++++ ENTRIES SUPPLIED
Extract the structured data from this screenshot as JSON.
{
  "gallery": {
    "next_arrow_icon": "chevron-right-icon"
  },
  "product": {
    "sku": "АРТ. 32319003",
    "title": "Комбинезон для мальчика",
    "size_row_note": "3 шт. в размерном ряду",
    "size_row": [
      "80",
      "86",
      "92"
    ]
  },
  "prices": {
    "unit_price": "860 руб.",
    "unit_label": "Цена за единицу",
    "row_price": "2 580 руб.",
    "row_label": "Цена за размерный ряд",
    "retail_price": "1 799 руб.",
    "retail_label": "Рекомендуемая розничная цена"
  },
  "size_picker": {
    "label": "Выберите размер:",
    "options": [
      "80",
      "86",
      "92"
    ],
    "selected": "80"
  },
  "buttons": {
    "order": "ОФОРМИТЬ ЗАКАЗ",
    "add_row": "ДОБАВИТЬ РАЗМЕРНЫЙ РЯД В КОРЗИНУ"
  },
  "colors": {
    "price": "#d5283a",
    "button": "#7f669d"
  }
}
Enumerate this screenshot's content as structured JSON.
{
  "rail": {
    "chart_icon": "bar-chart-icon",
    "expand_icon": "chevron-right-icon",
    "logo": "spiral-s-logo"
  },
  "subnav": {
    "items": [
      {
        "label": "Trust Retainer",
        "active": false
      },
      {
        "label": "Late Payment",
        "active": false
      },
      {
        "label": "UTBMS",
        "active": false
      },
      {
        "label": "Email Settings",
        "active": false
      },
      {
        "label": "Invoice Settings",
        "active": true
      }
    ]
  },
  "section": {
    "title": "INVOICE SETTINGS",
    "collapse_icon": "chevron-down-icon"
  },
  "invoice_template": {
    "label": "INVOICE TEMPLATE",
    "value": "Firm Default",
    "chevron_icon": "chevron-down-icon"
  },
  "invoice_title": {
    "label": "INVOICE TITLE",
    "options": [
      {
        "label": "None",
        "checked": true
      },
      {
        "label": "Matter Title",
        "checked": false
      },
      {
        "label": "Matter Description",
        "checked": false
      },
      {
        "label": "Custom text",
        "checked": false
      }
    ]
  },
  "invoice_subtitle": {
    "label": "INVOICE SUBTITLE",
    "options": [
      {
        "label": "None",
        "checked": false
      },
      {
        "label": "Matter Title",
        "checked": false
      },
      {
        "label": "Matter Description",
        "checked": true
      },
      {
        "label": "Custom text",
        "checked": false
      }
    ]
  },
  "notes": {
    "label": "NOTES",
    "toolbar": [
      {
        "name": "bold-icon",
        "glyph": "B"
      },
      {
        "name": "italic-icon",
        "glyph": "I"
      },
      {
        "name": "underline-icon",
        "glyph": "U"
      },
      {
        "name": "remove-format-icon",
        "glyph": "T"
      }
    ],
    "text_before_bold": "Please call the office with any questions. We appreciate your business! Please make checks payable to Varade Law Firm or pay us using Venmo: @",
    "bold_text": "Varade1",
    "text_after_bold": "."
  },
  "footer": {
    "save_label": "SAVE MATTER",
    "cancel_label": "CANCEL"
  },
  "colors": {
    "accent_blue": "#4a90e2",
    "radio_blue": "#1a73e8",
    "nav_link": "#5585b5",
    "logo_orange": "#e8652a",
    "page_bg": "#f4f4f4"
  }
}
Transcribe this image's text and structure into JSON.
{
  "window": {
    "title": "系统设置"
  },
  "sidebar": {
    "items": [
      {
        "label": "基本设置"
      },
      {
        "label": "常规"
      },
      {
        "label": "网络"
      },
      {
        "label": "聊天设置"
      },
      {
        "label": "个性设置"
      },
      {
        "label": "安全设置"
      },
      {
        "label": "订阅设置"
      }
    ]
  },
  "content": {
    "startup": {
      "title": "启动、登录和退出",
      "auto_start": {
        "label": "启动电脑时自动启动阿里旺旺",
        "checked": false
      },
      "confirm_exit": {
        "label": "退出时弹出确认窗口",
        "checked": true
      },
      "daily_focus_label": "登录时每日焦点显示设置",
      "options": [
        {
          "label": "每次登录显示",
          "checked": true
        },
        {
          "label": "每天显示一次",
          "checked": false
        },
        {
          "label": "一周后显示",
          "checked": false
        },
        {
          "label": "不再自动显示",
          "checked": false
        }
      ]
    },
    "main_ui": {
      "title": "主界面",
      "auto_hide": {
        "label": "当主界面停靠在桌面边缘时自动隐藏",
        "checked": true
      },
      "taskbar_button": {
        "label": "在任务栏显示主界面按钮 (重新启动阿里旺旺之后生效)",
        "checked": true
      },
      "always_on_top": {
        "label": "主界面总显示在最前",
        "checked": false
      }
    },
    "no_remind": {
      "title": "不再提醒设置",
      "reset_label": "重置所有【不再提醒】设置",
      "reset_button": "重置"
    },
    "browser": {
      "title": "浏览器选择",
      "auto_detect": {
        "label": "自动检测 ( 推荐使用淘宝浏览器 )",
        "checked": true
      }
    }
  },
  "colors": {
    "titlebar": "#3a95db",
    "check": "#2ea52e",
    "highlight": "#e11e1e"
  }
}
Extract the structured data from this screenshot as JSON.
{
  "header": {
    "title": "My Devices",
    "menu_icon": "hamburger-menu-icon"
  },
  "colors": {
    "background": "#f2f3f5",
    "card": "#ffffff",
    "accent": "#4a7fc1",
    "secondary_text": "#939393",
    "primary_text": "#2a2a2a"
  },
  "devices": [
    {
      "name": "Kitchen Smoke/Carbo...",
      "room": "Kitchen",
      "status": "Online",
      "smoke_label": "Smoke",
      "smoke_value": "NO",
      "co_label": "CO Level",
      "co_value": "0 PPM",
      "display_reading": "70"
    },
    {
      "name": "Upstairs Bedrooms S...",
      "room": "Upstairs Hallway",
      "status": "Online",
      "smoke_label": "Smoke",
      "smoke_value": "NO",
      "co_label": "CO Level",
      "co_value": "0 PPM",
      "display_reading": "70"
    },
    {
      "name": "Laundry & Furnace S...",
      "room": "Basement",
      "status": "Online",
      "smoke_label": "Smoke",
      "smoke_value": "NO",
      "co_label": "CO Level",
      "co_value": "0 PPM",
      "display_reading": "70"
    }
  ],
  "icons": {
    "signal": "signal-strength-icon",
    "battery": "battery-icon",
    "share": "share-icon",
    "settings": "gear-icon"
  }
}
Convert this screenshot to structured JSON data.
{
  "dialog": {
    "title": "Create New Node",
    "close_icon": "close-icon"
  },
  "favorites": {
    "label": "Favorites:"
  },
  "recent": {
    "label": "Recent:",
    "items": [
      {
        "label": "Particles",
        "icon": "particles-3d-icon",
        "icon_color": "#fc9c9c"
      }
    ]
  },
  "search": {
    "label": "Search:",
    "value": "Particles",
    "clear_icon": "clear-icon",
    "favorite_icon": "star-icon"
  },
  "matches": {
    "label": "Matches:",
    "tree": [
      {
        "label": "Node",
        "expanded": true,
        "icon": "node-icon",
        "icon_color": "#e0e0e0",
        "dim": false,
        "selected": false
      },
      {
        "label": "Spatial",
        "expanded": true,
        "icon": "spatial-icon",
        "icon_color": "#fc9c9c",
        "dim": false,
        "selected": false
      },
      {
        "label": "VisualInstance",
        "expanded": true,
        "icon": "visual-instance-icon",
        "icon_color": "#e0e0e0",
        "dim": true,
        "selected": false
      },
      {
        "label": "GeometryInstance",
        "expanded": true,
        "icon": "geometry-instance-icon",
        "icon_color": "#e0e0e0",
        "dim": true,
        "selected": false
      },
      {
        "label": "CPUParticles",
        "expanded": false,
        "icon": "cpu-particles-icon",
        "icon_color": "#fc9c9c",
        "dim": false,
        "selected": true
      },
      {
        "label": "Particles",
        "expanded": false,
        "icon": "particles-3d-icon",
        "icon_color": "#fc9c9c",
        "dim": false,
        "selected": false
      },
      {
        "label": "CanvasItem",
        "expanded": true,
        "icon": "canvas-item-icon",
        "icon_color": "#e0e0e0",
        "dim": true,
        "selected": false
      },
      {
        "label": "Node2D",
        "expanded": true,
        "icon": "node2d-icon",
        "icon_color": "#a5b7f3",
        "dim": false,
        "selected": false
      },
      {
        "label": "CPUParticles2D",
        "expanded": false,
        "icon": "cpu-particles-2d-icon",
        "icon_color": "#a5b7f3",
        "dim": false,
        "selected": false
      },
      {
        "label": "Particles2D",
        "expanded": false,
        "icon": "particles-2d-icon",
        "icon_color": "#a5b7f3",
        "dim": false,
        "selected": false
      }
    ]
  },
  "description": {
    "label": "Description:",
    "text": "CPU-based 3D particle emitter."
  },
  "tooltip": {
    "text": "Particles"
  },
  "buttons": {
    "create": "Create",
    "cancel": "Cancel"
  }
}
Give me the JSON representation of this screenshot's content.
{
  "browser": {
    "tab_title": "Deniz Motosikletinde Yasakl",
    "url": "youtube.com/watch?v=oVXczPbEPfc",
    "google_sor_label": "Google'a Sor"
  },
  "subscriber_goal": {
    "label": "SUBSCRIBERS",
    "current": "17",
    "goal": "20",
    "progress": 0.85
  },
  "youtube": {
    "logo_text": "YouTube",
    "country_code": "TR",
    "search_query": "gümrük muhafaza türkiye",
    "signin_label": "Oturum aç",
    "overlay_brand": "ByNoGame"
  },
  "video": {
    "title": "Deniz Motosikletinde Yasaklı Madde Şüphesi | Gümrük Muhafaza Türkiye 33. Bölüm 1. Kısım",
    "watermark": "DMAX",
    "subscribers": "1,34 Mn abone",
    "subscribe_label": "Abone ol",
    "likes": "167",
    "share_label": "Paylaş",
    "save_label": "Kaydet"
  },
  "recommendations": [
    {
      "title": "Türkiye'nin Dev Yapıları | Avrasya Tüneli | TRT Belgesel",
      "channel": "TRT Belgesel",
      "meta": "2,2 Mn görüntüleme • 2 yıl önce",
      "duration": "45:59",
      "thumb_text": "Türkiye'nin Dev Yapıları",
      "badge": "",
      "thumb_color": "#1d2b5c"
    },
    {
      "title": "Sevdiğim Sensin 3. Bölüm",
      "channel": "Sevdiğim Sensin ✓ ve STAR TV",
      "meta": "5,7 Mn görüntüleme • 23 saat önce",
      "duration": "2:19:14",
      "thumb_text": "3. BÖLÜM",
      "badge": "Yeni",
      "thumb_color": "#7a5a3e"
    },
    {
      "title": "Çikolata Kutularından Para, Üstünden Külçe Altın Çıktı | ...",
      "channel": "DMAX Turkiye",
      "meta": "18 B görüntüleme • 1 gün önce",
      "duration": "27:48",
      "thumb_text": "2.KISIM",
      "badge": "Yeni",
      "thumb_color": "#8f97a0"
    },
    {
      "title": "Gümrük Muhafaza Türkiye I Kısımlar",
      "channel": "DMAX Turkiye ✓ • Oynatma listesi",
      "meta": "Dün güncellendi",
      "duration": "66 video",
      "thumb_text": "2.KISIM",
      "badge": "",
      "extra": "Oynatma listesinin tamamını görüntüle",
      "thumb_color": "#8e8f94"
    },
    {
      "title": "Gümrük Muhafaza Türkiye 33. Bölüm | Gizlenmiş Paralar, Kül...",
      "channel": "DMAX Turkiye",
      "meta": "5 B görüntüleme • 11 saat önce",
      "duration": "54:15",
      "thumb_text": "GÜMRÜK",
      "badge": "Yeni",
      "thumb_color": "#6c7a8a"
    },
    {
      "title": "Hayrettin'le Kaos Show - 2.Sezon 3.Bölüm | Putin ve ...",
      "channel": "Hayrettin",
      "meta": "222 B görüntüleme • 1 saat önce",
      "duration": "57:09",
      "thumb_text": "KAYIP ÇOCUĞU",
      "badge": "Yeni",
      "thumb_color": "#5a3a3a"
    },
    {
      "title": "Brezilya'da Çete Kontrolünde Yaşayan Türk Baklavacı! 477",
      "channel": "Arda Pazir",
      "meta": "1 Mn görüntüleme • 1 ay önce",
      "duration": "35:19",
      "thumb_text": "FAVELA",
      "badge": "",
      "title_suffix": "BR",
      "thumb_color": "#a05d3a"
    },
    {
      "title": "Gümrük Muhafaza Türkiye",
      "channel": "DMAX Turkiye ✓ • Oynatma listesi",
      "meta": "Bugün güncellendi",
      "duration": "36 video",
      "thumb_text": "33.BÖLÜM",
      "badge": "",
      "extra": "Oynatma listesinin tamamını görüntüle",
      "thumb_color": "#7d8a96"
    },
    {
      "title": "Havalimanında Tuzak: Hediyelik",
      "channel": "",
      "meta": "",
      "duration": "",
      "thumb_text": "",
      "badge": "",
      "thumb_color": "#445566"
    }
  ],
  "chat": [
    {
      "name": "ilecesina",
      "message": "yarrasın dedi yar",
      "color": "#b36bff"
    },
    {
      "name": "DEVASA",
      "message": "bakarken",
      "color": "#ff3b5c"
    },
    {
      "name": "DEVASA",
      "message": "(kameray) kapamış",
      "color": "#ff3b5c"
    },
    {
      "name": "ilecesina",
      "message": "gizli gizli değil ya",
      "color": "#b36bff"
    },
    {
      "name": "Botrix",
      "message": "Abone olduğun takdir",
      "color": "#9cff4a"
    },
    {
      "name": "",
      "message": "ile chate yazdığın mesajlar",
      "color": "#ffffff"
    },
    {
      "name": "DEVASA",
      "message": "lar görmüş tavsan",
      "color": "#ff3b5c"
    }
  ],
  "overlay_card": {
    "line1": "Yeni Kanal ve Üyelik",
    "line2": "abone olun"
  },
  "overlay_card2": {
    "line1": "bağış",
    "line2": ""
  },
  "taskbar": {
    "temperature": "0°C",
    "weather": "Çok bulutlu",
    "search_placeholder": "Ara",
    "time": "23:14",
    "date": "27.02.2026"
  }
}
++++++++
JOB
Go through the entries above and copy every line containing "görüntüleme".

SOLUTION
      "meta": "2,2 Mn görüntüleme • 2 yıl önce",
      "meta": "5,7 Mn görüntüleme • 23 saat önce",
      "meta": "18 B görüntüleme • 1 gün önce",
      "meta": "5 B görüntüleme • 11 saat önce",
      "meta": "222 B görüntüleme • 1 saat önce",
      "meta": "1 Mn görüntüleme • 1 ay önce",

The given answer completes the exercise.